- **Material provided**:
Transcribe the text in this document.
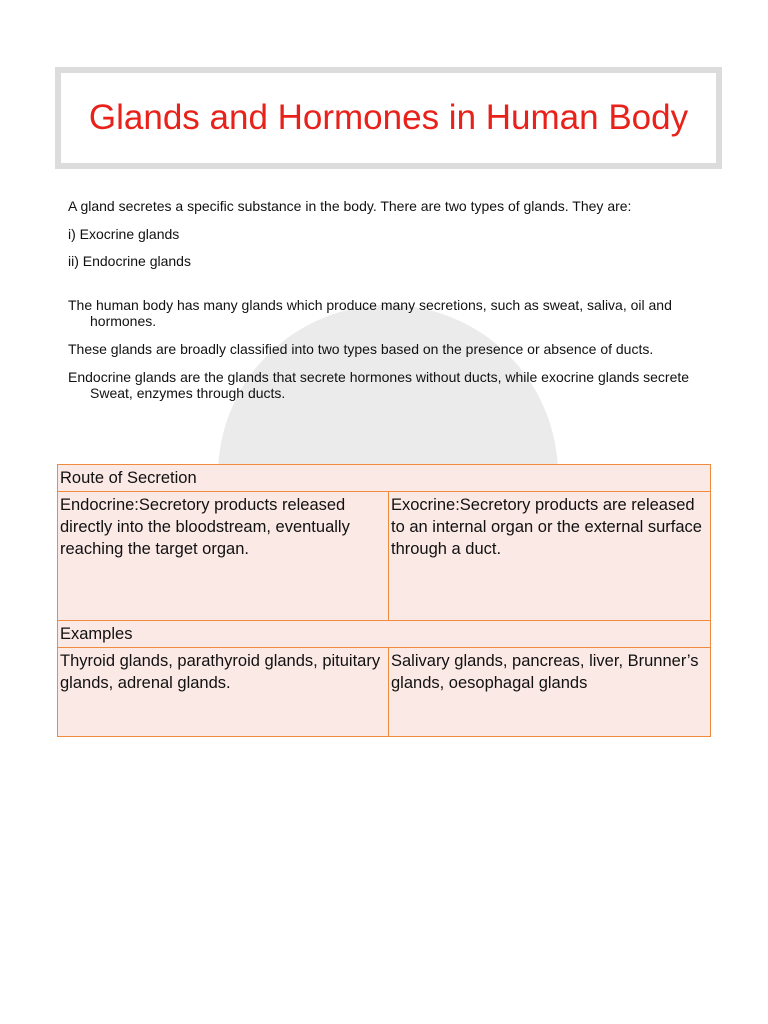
Glands and Hormones in Human Body

A gland secretes a specific substance in the body. There are two types of glands. They are:

i) Exocrine glands

ii) Endocrine glands

The human body has many glands which produce many secretions, such as sweat, saliva, oil and hormones.

These glands are broadly classified into two types based on the presence or absence of ducts.

Endocrine glands are the glands that secrete hormones without ducts, while exocrine glands secrete Sweat, enzymes through ducts.

Route of Secretion	
Endocrine:Secretory products released directly into the bloodstream, eventually reaching the target organ.	Exocrine:Secretory products are released to an internal organ or the external surface through a duct.
Examples	
Thyroid glands, parathyroid glands, pituitary glands, adrenal glands.	Salivary glands, pancreas, liver, Brunner’s glands, oesophagal glands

- **Aim of the task**: In the entries above, how many lines contain the word "into"? Provide the number alone.

- **Output for this task**: 2